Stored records
··········

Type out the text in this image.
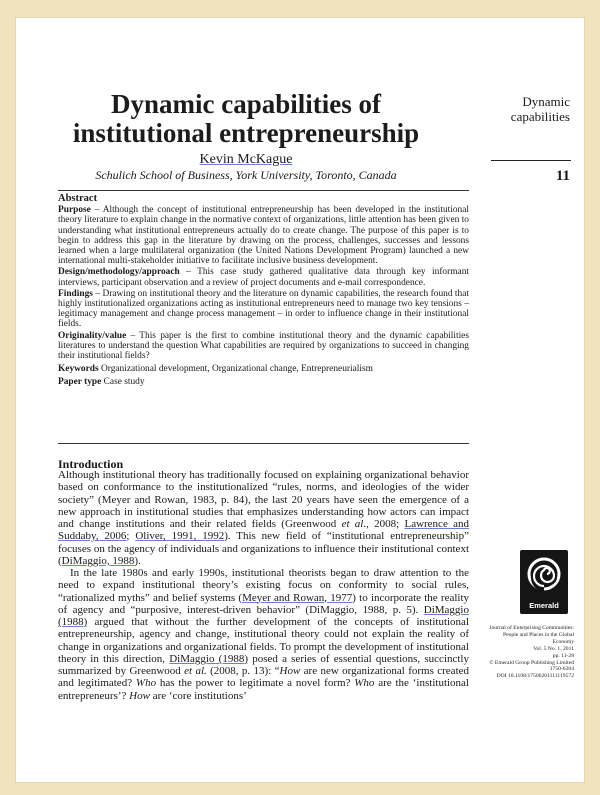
Dynamic capabilities of institutional entrepreneurship
Kevin McKague
Schulich School of Business, York University, Toronto, Canada
Dynamic capabilities
11
Abstract

Purpose – Although the concept of institutional entrepreneurship has been developed in the institutional theory literature to explain change in the normative context of organizations, little attention has been given to understanding what institutional entrepreneurs actually do to create change. The purpose of this paper is to begin to address this gap in the literature by drawing on the process, challenges, successes and lessons learned when a large multilateral organization (the United Nations Development Program) launched a new international multi-stakeholder initiative to facilitate inclusive business development.

Design/methodology/approach – This case study gathered qualitative data through key informant interviews, participant observation and a review of project documents and e-mail correspondence.

Findings – Drawing on institutional theory and the literature on dynamic capabilities, the research found that highly institutionalized organizations acting as institutional entrepreneurs need to manage two key tensions – legitimacy management and change process management – in order to influence change in their institutional fields.

Originality/value – This paper is the first to combine institutional theory and the dynamic capabilities literatures to understand the question What capabilities are required by organizations to succeed in changing their institutional fields?

Keywords Organizational development, Organizational change, Entrepreneurialism

Paper type Case study

Introduction

Although institutional theory has traditionally focused on explaining organizational behavior based on conformance to the institutionalized “rules, norms, and ideologies of the wider society” (Meyer and Rowan, 1983, p. 84), the last 20 years have seen the emergence of a new approach in institutional studies that emphasizes understanding how actors can impact and change institutions and their related fields (Greenwood et al., 2008; Lawrence and Suddaby, 2006; Oliver, 1991, 1992). This new field of “institutional entrepreneurship” focuses on the agency of individuals and organizations to influence their institutional context (DiMaggio, 1988).

In the late 1980s and early 1990s, institutional theorists began to draw attention to the need to expand institutional theory’s existing focus on conformity to social rules, “rationalized myths” and belief systems (Meyer and Rowan, 1977) to incorporate the reality of agency and “purposive, interest-driven behavior” (DiMaggio, 1988, p. 5). DiMaggio (1988) argued that without the further development of the concepts of institutional entrepreneurship, agency and change, institutional theory could not explain the reality of change in organizations and organizational fields. To prompt the development of institutional theory in this direction, DiMaggio (1988) posed a series of essential questions, succinctly summarized by Greenwood et al. (2008, p. 13): “How are new organizational forms created and legitimated? Who has the power to legitimate a novel form? Who are the ‘institutional entrepreneurs’? How are ‘core institutions’

Emerald
Journal of Enterprising Communities:
People and Places in the Global
Economy
Vol. 5 No. 1, 2011
pp. 11-28
© Emerald Group Publishing Limited
1750-6204
DOI 10.1108/17506201111119572
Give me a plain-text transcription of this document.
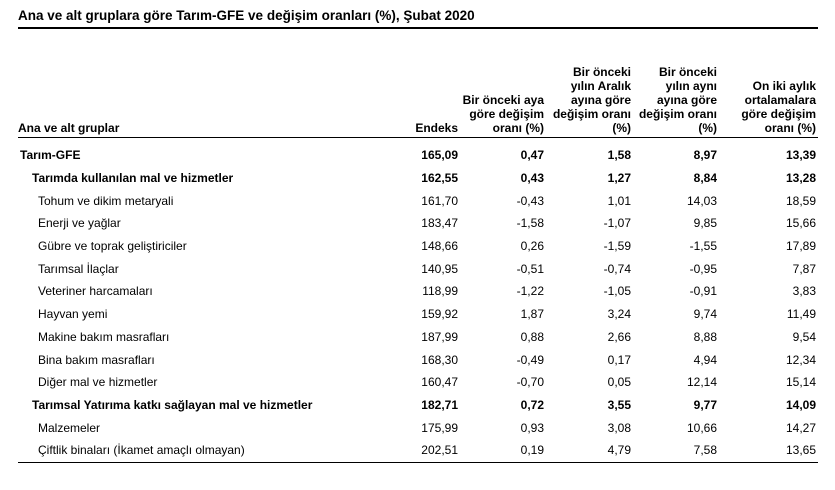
Ana ve alt gruplara göre Tarım-GFE ve değişim oranları (%), Şubat 2020
Ana ve alt gruplar	Endeks	Bir önceki aya göre değişim oranı (%)	Bir önceki yılın Aralık ayına göre değişim oranı (%)	Bir önceki yılın aynı ayına göre değişim oranı (%)	On iki aylık ortalamalara göre değişim oranı (%)
Tarım-GFE	165,09	0,47	1,58	8,97	13,39
Tarımda kullanılan mal ve hizmetler	162,55	0,43	1,27	8,84	13,28
Tohum ve dikim metaryali	161,70	-0,43	1,01	14,03	18,59
Enerji ve yağlar	183,47	-1,58	-1,07	9,85	15,66
Gübre ve toprak geliştiriciler	148,66	0,26	-1,59	-1,55	17,89
Tarımsal İlaçlar	140,95	-0,51	-0,74	-0,95	7,87
Veteriner harcamaları	118,99	-1,22	-1,05	-0,91	3,83
Hayvan yemi	159,92	1,87	3,24	9,74	11,49
Makine bakım masrafları	187,99	0,88	2,66	8,88	9,54
Bina bakım masrafları	168,30	-0,49	0,17	4,94	12,34
Diğer mal ve hizmetler	160,47	-0,70	0,05	12,14	15,14
Tarımsal Yatırıma katkı sağlayan mal ve hizmetler	182,71	0,72	3,55	9,77	14,09
Malzemeler	175,99	0,93	3,08	10,66	14,27
Çiftlik binaları (İkamet amaçlı olmayan)	202,51	0,19	4,79	7,58	13,65
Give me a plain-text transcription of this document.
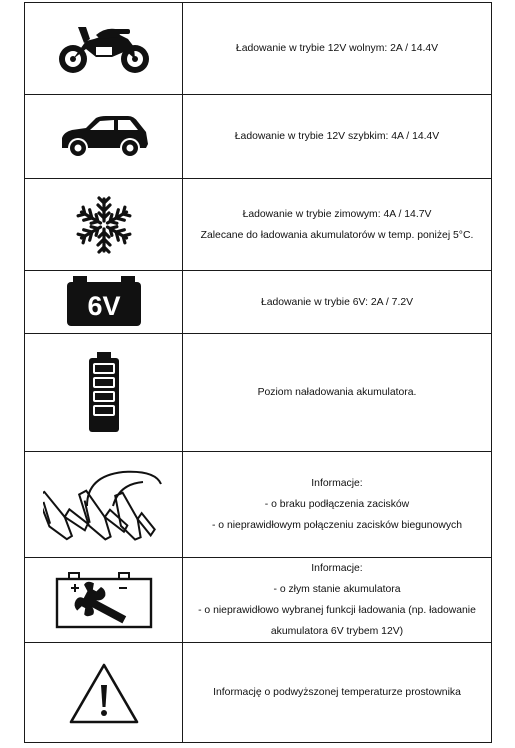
Ładowanie w trybie 12V wolnym: 2A / 14.4V

Ładowanie w trybie 12V szybkim: 4A / 14.4V

Ładowanie w trybie zimowym: 4A / 14.7V
Zalecane do ładowania akumulatorów w temp. poniżej 5°C.

6V	Ładowanie w trybie 6V: 2A / 7.2V

Poziom naładowania akumulatora.

Informacje:
- o braku podłączenia zacisków
- o nieprawidłowym połączeniu zacisków biegunowych

Informacje:
- o złym stanie akumulatora
- o nieprawidłowo wybranej funkcji ładowania (np. ładowanie
akumulatora 6V trybem 12V)

Informację o podwyższonej temperaturze prostownika
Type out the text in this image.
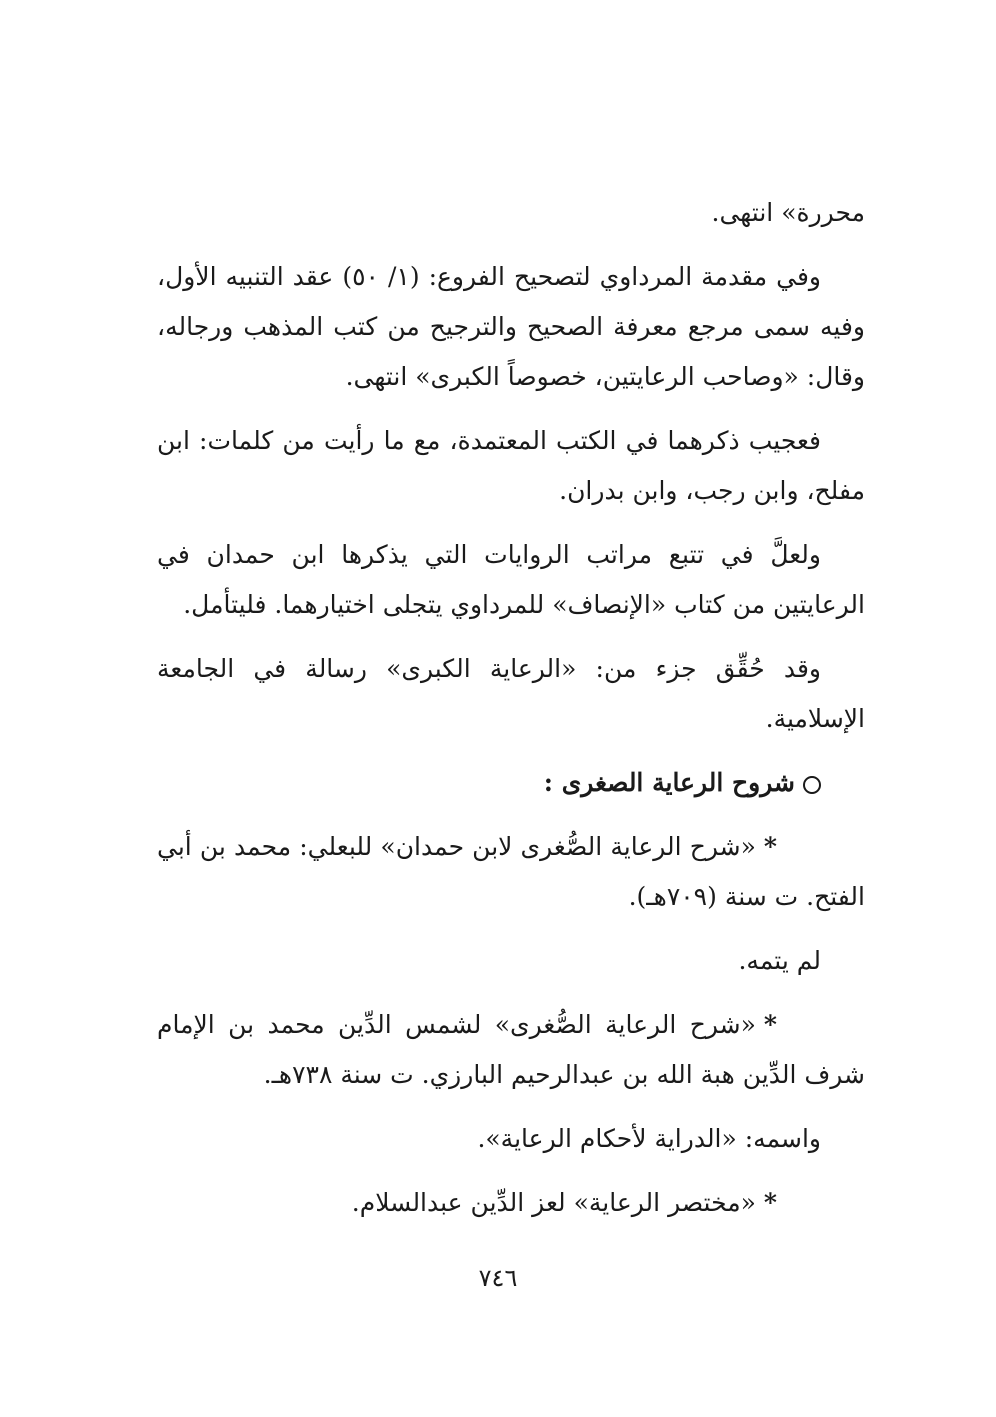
محررة» انتهى.

وفي مقدمة المرداوي لتصحيح الفروع: (١/ ٥٠) عقد التنبيه الأول، وفيه سمى مرجع معرفة الصحيح والترجيح من كتب المذهب ورجاله، وقال: «وصاحب الرعايتين، خصوصاً الكبرى» انتهى.

فعجيب ذكرهما في الكتب المعتمدة، مع ما رأيت من كلمات: ابن مفلح، وابن رجب، وابن بدران.

ولعلَّ في تتبع مراتب الروايات التي يذكرها ابن حمدان في الرعايتين من كتاب «الإنصاف» للمرداوي يتجلى اختيارهما. فليتأمل.

وقد حُقِّق جزء من: «الرعاية الكبرى» رسالة في الجامعة الإسلامية.

شروح الرعاية الصغرى :

*«شرح الرعاية الصُّغرى لابن حمدان» للبعلي: محمد بن أبي الفتح. ت سنة (٧٠٩هـ).

لم يتمه.

*«شرح الرعاية الصُّغرى» لشمس الدِّين محمد بن الإمام شرف الدِّين هبة الله بن عبدالرحيم البارزي. ت سنة ٧٣٨هـ.

واسمه: «الدراية لأحكام الرعاية».

*«مختصر الرعاية» لعز الدِّين عبدالسلام.

٧٤٦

··········

— YOUR INSTRUCTIONS —
Return the listing above unchanged, apart from dropping its pictures.

— REPLY TO THE TASK —
Type out the text in this image.
Dynamic capabilities of institutional entrepreneurship
Kevin McKague
Schulich School of Business, York University, Toronto, Canada
Dynamic capabilities
11
Abstract

Purpose – Although the concept of institutional entrepreneurship has been developed in the institutional theory literature to explain change in the normative context of organizations, little attention has been given to understanding what institutional entrepreneurs actually do to create change. The purpose of this paper is to begin to address this gap in the literature by drawing on the process, challenges, successes and lessons learned when a large multilateral organization (the United Nations Development Program) launched a new international multi-stakeholder initiative to facilitate inclusive business development.

Design/methodology/approach – This case study gathered qualitative data through key informant interviews, participant observation and a review of project documents and e-mail correspondence.

Findings – Drawing on institutional theory and the literature on dynamic capabilities, the research found that highly institutionalized organizations acting as institutional entrepreneurs need to manage two key tensions – legitimacy management and change process management – in order to influence change in their institutional fields.

Originality/value – This paper is the first to combine institutional theory and the dynamic capabilities literatures to understand the question What capabilities are required by organizations to succeed in changing their institutional fields?

Keywords Organizational development, Organizational change, Entrepreneurialism

Paper type Case study

Introduction

Although institutional theory has traditionally focused on explaining organizational behavior based on conformance to the institutionalized “rules, norms, and ideologies of the wider society” (Meyer and Rowan, 1983, p. 84), the last 20 years have seen the emergence of a new approach in institutional studies that emphasizes understanding how actors can impact and change institutions and their related fields (Greenwood et al., 2008; Lawrence and Suddaby, 2006; Oliver, 1991, 1992). This new field of “institutional entrepreneurship” focuses on the agency of individuals and organizations to influence their institutional context (DiMaggio, 1988).

In the late 1980s and early 1990s, institutional theorists began to draw attention to the need to expand institutional theory’s existing focus on conformity to social rules, “rationalized myths” and belief systems (Meyer and Rowan, 1977) to incorporate the reality of agency and “purposive, interest-driven behavior” (DiMaggio, 1988, p. 5). DiMaggio (1988) argued that without the further development of the concepts of institutional entrepreneurship, agency and change, institutional theory could not explain the reality of change in organizations and organizational fields. To prompt the development of institutional theory in this direction, DiMaggio (1988) posed a series of essential questions, succinctly summarized by Greenwood et al. (2008, p. 13): “How are new organizational forms created and legitimated? Who has the power to legitimate a novel form? Who are the ‘institutional entrepreneurs’? How are ‘core institutions’

Emerald
Journal of Enterprising Communities:
People and Places in the Global
Economy
Vol. 5 No. 1, 2011
pp. 11-28
© Emerald Group Publishing Limited
1750-6204
DOI 10.1108/17506201111119572
Give me a plain-text transcription of this document.
Ana ve alt gruplara göre Tarım-GFE ve değişim oranları (%), Şubat 2020
Ana ve alt gruplar	Endeks	Bir önceki aya göre değişim oranı (%)	Bir önceki yılın Aralık ayına göre değişim oranı (%)	Bir önceki yılın aynı ayına göre değişim oranı (%)	On iki aylık ortalamalara göre değişim oranı (%)
Tarım-GFE	165,09	0,47	1,58	8,97	13,39
Tarımda kullanılan mal ve hizmetler	162,55	0,43	1,27	8,84	13,28
Tohum ve dikim metaryali	161,70	-0,43	1,01	14,03	18,59
Enerji ve yağlar	183,47	-1,58	-1,07	9,85	15,66
Gübre ve toprak geliştiriciler	148,66	0,26	-1,59	-1,55	17,89
Tarımsal İlaçlar	140,95	-0,51	-0,74	-0,95	7,87
Veteriner harcamaları	118,99	-1,22	-1,05	-0,91	3,83
Hayvan yemi	159,92	1,87	3,24	9,74	11,49
Makine bakım masrafları	187,99	0,88	2,66	8,88	9,54
Bina bakım masrafları	168,30	-0,49	0,17	4,94	12,34
Diğer mal ve hizmetler	160,47	-0,70	0,05	12,14	15,14
Tarımsal Yatırıma katkı sağlayan mal ve hizmetler	182,71	0,72	3,55	9,77	14,09
Malzemeler	175,99	0,93	3,08	10,66	14,27
Çiftlik binaları (İkamet amaçlı olmayan)	202,51	0,19	4,79	7,58	13,65
Give me a plain-text transcription of this document.
Ładowanie w trybie 12V wolnym: 2A / 14.4V

Ładowanie w trybie 12V szybkim: 4A / 14.4V

Ładowanie w trybie zimowym: 4A / 14.7V
Zalecane do ładowania akumulatorów w temp. poniżej 5°C.

6V	Ładowanie w trybie 6V: 2A / 7.2V

Poziom naładowania akumulatora.

Informacje:
- o braku podłączenia zacisków
- o nieprawidłowym połączeniu zacisków biegunowych

Informacje:
- o złym stanie akumulatora
- o nieprawidłowo wybranej funkcji ładowania (np. ładowanie
akumulatora 6V trybem 12V)

Informację o podwyższonej temperaturze prostownika
Type out the text in this image.
محررة» انتهى.

وفي مقدمة المرداوي لتصحيح الفروع: (١/ ٥٠) عقد التنبيه الأول، وفيه سمى مرجع معرفة الصحيح والترجيح من كتب المذهب ورجاله، وقال: «وصاحب الرعايتين، خصوصاً الكبرى» انتهى.

فعجيب ذكرهما في الكتب المعتمدة، مع ما رأيت من كلمات: ابن مفلح، وابن رجب، وابن بدران.

ولعلَّ في تتبع مراتب الروايات التي يذكرها ابن حمدان في الرعايتين من كتاب «الإنصاف» للمرداوي يتجلى اختيارهما. فليتأمل.

وقد حُقِّق جزء من: «الرعاية الكبرى» رسالة في الجامعة الإسلامية.

شروح الرعاية الصغرى :

*«شرح الرعاية الصُّغرى لابن حمدان» للبعلي: محمد بن أبي الفتح. ت سنة (٧٠٩هـ).

لم يتمه.

*«شرح الرعاية الصُّغرى» لشمس الدِّين محمد بن الإمام شرف الدِّين هبة الله بن عبدالرحيم البارزي. ت سنة ٧٣٨هـ.

واسمه: «الدراية لأحكام الرعاية».

*«مختصر الرعاية» لعز الدِّين عبدالسلام.

٧٤٦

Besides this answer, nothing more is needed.